### Stated exercise:
Scan each line of the records for the word "object" and extract the ones that have it.

········

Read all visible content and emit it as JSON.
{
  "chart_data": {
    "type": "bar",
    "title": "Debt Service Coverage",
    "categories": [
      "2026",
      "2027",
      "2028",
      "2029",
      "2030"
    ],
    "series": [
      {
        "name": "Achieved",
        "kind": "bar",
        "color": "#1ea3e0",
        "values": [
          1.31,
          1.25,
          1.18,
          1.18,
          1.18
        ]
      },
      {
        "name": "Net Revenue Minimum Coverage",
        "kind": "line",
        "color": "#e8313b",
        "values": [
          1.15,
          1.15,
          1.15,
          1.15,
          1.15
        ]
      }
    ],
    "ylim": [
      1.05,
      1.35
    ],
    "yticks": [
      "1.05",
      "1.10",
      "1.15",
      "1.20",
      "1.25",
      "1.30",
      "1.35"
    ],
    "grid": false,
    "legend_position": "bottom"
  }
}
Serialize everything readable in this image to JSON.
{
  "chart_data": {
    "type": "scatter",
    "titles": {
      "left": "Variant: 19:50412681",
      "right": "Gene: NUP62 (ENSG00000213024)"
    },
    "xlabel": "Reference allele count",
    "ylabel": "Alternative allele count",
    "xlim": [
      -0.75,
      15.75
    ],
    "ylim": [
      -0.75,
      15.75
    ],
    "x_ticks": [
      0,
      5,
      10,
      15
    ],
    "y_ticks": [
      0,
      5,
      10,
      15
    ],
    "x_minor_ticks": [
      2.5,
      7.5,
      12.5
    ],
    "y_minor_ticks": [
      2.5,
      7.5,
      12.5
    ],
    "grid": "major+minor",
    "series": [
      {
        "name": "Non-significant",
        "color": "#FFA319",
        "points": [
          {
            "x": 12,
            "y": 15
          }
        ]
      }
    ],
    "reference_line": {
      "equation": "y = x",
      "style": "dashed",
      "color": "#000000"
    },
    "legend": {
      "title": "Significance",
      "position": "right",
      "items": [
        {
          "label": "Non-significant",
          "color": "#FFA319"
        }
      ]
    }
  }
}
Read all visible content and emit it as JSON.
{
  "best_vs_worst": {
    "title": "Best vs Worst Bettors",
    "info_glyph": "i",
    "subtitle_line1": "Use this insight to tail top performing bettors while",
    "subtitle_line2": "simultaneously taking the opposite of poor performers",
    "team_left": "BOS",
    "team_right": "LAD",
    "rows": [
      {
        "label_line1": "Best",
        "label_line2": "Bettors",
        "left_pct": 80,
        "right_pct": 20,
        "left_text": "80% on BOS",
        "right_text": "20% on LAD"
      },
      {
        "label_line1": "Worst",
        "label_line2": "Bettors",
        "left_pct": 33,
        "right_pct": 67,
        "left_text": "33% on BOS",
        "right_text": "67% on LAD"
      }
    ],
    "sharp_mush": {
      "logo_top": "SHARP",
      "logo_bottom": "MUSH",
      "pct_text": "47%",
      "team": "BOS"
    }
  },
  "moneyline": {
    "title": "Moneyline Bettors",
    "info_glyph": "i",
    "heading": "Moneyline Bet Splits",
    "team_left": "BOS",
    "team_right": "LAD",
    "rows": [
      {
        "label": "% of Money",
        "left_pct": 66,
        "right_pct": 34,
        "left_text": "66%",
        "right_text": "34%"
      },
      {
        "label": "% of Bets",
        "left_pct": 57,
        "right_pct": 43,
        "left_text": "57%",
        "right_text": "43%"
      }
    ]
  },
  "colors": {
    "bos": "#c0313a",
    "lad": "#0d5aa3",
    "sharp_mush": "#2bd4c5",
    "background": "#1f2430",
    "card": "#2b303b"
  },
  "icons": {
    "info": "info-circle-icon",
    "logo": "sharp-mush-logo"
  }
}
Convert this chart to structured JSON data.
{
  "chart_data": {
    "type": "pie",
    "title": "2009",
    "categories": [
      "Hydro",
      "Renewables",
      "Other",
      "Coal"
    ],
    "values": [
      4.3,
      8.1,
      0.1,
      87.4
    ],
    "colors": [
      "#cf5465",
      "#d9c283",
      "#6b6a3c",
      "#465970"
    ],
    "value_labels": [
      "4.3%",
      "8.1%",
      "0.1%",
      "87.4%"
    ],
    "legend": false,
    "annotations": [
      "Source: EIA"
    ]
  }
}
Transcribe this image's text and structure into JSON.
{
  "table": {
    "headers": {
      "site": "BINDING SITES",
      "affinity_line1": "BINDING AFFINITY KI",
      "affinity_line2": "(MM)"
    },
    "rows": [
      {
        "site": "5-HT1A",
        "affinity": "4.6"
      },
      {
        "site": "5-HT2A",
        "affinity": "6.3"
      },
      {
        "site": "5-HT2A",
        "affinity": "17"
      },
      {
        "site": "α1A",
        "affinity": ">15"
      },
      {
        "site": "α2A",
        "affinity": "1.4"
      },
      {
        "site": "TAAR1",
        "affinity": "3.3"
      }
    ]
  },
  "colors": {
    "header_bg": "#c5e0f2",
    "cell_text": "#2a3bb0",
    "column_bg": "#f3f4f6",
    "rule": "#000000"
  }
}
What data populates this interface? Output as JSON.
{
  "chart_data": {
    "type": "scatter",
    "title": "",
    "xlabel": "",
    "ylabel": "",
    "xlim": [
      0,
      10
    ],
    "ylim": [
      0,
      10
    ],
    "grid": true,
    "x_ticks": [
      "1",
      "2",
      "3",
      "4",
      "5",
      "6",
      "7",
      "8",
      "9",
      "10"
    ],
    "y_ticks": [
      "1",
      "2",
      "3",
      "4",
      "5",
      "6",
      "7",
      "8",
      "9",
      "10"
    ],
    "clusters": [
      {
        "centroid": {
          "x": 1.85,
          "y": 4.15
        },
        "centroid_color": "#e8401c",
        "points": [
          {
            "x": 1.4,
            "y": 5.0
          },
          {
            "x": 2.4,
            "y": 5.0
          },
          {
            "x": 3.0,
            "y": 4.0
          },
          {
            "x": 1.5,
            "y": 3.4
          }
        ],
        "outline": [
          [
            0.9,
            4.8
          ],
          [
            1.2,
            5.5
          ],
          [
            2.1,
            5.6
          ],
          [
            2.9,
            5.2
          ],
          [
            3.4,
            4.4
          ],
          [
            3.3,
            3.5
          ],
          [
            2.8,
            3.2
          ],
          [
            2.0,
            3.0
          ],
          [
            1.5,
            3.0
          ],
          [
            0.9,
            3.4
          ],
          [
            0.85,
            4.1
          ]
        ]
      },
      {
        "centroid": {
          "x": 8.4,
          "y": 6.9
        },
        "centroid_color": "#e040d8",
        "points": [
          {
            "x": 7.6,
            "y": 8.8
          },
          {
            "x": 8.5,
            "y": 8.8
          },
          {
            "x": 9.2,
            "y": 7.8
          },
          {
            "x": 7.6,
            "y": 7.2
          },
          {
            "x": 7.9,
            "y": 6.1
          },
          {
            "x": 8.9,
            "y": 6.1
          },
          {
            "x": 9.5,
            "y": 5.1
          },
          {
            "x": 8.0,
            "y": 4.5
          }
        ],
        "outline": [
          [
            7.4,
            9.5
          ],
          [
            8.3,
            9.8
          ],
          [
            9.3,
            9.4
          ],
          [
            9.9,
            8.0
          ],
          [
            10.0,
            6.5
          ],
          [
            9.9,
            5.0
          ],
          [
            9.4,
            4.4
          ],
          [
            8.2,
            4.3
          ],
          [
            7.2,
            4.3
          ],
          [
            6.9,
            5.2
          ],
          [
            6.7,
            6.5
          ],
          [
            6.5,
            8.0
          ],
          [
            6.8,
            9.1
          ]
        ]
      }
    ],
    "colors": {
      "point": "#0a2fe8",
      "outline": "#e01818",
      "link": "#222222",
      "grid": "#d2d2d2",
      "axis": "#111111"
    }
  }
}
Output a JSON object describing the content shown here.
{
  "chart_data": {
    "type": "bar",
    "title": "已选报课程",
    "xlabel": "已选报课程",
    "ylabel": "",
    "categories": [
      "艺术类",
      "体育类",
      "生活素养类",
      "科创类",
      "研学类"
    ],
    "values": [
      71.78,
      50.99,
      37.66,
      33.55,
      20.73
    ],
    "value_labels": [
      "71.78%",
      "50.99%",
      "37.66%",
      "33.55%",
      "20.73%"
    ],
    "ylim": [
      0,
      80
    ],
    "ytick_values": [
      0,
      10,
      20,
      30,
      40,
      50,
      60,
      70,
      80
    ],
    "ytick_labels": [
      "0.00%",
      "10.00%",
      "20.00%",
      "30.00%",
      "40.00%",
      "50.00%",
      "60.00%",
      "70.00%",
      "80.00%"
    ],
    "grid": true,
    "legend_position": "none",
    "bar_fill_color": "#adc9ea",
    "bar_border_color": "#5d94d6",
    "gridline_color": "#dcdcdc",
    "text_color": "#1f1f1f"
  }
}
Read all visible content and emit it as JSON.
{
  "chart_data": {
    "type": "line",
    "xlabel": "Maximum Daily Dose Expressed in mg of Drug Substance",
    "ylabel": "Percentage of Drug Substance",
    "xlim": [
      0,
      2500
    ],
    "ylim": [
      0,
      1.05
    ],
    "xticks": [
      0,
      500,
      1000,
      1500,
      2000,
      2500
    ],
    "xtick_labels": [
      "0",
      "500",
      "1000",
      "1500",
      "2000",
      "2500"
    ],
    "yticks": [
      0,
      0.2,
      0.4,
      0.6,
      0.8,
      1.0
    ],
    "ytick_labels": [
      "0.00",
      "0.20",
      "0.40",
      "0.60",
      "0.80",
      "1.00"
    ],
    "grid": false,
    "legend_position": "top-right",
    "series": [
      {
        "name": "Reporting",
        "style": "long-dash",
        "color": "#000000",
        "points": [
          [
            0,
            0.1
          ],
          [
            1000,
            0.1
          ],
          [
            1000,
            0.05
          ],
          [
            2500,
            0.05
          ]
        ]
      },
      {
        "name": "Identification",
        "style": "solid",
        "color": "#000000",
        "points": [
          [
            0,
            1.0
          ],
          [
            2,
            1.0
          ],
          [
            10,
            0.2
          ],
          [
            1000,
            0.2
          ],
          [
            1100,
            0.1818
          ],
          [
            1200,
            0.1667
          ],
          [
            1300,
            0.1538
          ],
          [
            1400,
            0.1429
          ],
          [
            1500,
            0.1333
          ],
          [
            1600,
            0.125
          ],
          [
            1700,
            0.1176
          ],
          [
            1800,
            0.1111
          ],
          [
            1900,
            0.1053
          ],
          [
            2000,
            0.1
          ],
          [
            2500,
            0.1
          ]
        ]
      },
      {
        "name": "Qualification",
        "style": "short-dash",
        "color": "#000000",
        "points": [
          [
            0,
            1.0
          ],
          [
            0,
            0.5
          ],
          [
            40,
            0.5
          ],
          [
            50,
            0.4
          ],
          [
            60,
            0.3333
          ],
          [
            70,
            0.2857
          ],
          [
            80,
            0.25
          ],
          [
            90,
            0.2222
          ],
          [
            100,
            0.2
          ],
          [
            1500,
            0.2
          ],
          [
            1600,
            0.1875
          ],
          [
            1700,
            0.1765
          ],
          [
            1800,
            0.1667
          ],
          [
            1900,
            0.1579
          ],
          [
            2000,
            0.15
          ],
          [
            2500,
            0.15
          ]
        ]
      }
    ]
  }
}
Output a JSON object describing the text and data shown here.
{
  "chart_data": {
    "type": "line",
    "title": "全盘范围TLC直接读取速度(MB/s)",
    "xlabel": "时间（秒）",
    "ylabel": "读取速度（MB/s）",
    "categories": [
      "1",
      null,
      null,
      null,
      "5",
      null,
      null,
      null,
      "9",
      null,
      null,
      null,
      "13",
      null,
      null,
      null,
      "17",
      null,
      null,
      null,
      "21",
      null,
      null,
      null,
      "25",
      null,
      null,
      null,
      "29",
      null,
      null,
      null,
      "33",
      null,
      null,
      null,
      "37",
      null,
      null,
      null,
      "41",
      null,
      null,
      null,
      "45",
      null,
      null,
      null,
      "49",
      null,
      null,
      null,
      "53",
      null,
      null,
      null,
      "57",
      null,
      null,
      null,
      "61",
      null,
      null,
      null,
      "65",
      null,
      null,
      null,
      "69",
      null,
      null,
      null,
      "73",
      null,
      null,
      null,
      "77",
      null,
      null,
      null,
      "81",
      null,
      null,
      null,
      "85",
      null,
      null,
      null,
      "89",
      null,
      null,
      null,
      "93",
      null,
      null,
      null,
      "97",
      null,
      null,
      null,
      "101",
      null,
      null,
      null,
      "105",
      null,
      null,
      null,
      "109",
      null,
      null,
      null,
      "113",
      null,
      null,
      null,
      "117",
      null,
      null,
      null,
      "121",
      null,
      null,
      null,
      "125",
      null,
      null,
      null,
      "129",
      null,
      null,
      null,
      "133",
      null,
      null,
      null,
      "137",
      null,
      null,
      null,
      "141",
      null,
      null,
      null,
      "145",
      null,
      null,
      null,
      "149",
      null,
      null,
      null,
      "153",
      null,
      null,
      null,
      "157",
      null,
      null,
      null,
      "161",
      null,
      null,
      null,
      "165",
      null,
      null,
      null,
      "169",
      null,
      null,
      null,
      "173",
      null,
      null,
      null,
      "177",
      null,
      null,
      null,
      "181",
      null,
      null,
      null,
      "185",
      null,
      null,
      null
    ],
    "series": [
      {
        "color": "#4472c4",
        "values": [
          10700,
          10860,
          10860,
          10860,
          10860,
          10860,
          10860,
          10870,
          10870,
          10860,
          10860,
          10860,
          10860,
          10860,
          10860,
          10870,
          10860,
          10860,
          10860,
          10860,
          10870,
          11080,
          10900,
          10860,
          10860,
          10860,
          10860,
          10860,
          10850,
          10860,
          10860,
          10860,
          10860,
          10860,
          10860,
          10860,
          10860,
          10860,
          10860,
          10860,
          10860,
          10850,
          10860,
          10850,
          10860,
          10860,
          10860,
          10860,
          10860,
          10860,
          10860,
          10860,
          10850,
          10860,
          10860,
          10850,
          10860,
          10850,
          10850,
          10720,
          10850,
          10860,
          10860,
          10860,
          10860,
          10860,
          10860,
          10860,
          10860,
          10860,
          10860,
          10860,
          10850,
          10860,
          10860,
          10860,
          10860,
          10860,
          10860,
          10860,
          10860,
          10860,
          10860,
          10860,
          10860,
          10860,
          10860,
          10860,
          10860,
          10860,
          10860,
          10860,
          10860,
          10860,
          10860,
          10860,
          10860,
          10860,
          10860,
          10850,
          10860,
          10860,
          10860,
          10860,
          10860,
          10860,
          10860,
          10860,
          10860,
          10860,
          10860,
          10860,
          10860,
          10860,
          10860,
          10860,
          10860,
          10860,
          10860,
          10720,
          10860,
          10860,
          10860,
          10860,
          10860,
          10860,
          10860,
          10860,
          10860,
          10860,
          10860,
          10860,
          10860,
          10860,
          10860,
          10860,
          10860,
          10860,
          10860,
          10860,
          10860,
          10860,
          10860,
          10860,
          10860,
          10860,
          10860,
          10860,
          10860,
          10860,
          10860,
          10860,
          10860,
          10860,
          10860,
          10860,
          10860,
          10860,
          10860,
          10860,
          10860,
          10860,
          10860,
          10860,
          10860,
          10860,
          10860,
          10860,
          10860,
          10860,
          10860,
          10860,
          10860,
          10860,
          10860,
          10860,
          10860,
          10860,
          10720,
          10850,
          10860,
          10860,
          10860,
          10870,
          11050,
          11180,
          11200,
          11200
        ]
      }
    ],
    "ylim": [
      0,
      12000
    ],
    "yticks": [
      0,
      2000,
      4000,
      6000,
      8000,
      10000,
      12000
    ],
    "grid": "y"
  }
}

········

### Exercise answer:
Output a JSON object describing the content shown here.
Output a JSON object describing the text and data shown here.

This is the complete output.